> What to produce
Wherever a line holds the word "name", copy that line out.

> Supplied material
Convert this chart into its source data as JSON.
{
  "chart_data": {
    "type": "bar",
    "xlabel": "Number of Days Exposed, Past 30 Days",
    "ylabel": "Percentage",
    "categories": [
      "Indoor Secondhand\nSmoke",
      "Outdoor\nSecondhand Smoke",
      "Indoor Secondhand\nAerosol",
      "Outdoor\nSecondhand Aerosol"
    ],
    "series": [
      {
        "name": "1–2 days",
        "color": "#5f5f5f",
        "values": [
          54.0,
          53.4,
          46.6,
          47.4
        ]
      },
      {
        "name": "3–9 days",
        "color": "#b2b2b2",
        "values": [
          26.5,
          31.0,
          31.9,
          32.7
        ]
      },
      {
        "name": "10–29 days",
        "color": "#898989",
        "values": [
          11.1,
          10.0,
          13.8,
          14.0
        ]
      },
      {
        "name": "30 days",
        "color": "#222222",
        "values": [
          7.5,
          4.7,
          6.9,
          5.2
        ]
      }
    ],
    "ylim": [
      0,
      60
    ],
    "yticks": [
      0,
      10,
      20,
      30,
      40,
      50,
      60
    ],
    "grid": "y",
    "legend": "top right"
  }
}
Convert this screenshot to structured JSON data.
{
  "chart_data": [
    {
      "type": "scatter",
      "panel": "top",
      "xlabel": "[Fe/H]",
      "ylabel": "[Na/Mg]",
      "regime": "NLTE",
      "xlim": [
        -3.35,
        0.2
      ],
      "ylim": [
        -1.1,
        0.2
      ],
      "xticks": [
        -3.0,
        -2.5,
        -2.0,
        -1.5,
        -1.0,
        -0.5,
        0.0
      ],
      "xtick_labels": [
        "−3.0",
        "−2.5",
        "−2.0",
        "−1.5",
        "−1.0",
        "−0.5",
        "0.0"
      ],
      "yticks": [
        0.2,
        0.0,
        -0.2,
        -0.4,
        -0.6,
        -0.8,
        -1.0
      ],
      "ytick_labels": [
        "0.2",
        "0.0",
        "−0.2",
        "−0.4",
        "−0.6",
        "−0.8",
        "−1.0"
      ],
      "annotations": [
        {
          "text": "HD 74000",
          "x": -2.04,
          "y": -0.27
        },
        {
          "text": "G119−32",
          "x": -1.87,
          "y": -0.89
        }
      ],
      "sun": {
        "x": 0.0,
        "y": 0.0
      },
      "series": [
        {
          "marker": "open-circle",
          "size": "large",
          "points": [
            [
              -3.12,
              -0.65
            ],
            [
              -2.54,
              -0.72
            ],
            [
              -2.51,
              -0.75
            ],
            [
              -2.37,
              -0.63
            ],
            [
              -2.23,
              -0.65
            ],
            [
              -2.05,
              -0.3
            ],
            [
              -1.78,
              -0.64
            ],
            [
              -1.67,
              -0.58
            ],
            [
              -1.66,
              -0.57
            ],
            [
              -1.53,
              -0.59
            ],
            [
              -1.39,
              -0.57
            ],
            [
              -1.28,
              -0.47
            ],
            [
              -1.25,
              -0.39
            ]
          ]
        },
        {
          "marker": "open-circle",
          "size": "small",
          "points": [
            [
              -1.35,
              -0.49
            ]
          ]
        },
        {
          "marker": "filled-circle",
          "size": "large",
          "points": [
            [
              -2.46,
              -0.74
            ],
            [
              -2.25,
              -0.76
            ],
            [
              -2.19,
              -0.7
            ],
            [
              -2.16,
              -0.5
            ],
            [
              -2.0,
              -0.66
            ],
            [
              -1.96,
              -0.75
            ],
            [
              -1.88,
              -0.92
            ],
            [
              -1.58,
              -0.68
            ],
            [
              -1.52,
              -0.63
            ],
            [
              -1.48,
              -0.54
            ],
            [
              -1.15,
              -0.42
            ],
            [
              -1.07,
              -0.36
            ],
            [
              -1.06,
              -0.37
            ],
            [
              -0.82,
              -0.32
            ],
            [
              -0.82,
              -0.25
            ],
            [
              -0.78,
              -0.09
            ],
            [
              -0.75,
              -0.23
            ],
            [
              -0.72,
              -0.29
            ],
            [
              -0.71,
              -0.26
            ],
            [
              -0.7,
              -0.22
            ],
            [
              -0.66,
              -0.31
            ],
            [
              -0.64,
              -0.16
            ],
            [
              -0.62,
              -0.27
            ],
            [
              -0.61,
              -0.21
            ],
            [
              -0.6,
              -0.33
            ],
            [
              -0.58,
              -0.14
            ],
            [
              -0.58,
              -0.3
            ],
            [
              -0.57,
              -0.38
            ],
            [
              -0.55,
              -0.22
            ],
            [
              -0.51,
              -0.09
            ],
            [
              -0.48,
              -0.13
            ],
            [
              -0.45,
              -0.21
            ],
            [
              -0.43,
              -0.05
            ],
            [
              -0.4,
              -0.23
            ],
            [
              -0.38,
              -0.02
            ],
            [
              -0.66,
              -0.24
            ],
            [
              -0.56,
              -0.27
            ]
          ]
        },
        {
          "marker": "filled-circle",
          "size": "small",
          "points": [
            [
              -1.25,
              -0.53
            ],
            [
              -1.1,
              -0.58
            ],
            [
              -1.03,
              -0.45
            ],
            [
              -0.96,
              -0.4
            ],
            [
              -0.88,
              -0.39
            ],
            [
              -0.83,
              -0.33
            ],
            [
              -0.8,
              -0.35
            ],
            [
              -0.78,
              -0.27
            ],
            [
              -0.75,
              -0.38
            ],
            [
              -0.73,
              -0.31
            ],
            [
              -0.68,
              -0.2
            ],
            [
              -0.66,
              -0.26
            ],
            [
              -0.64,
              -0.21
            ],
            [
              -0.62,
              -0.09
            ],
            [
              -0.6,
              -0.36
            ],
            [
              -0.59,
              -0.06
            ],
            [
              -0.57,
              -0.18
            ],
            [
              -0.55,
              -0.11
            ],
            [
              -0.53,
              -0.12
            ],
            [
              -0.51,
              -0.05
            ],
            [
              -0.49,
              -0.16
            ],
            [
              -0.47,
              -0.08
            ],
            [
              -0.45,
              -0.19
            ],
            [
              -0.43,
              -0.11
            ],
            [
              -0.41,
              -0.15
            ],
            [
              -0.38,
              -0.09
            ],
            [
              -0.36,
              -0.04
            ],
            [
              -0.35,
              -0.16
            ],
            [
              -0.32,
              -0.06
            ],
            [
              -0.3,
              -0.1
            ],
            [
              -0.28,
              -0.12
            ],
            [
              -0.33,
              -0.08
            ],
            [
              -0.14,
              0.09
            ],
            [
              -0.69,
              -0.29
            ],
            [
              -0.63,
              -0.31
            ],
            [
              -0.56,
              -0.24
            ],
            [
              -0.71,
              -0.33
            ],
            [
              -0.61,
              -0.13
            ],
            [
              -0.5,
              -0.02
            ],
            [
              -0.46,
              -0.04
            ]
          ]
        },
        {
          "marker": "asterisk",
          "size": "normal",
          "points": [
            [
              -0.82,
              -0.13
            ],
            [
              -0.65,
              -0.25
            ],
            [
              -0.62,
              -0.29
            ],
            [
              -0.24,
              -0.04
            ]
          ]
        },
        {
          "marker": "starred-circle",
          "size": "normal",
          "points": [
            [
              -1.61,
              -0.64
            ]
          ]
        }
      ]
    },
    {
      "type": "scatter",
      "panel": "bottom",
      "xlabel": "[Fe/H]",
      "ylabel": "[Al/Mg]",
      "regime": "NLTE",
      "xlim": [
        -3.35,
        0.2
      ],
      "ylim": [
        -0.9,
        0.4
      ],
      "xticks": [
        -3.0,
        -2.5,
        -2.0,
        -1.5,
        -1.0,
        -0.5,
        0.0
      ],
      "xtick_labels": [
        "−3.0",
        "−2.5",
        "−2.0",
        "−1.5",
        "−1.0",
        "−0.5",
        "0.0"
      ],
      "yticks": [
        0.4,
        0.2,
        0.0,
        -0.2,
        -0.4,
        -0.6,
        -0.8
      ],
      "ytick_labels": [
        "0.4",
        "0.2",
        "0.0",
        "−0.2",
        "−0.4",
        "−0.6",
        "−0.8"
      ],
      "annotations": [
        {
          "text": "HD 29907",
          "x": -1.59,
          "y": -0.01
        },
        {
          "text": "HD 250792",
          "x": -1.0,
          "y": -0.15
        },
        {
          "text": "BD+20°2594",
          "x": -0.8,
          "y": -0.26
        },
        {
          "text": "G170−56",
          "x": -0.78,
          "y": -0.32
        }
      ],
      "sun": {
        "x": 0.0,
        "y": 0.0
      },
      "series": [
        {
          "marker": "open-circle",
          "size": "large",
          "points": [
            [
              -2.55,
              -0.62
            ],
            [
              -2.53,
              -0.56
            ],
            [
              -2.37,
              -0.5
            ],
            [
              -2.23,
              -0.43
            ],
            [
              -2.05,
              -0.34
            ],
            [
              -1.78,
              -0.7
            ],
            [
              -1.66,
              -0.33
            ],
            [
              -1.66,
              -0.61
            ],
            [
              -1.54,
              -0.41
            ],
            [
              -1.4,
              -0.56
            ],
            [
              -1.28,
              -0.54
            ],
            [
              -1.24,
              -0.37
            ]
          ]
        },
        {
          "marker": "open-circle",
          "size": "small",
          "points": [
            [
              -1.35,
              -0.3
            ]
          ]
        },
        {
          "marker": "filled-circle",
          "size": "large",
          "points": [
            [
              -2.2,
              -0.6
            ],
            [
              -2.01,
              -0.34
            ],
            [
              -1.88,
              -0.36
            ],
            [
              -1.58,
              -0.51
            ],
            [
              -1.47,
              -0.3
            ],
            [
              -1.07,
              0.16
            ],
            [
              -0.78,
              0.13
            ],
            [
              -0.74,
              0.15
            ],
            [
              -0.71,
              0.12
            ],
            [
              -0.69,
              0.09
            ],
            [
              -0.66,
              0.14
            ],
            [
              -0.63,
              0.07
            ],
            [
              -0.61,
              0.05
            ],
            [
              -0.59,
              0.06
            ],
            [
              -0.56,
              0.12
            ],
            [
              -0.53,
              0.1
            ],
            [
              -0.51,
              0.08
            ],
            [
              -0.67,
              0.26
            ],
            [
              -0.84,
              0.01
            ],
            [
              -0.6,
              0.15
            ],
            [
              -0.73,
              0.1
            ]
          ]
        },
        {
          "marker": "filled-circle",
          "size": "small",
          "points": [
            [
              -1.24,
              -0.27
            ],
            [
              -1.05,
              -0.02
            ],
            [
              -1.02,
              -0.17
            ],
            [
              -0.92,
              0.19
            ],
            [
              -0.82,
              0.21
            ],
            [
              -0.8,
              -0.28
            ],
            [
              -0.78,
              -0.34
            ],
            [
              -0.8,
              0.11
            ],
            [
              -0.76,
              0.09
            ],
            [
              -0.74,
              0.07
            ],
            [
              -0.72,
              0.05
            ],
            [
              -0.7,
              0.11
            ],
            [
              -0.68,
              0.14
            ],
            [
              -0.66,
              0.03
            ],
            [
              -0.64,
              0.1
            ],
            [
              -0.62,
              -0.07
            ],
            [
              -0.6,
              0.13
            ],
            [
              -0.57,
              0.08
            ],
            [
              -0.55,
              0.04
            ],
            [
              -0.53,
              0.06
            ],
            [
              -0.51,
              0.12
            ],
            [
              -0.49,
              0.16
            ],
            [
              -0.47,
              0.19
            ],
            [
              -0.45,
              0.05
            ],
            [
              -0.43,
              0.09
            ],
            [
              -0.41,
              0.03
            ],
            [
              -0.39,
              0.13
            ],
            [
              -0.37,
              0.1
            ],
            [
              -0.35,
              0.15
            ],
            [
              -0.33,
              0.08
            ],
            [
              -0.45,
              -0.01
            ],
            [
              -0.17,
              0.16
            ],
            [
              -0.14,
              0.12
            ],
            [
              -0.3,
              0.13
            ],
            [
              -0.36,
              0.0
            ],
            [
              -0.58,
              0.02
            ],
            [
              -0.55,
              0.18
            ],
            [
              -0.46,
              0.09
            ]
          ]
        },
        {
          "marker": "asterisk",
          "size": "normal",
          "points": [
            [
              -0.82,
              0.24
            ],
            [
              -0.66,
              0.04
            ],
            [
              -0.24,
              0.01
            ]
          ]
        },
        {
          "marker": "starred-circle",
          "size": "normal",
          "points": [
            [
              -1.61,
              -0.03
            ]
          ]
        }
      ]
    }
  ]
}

> Worked answer
        "name": "1–2 days",
        "name": "3–9 days",
        "name": "10–29 days",
        "name": "30 days",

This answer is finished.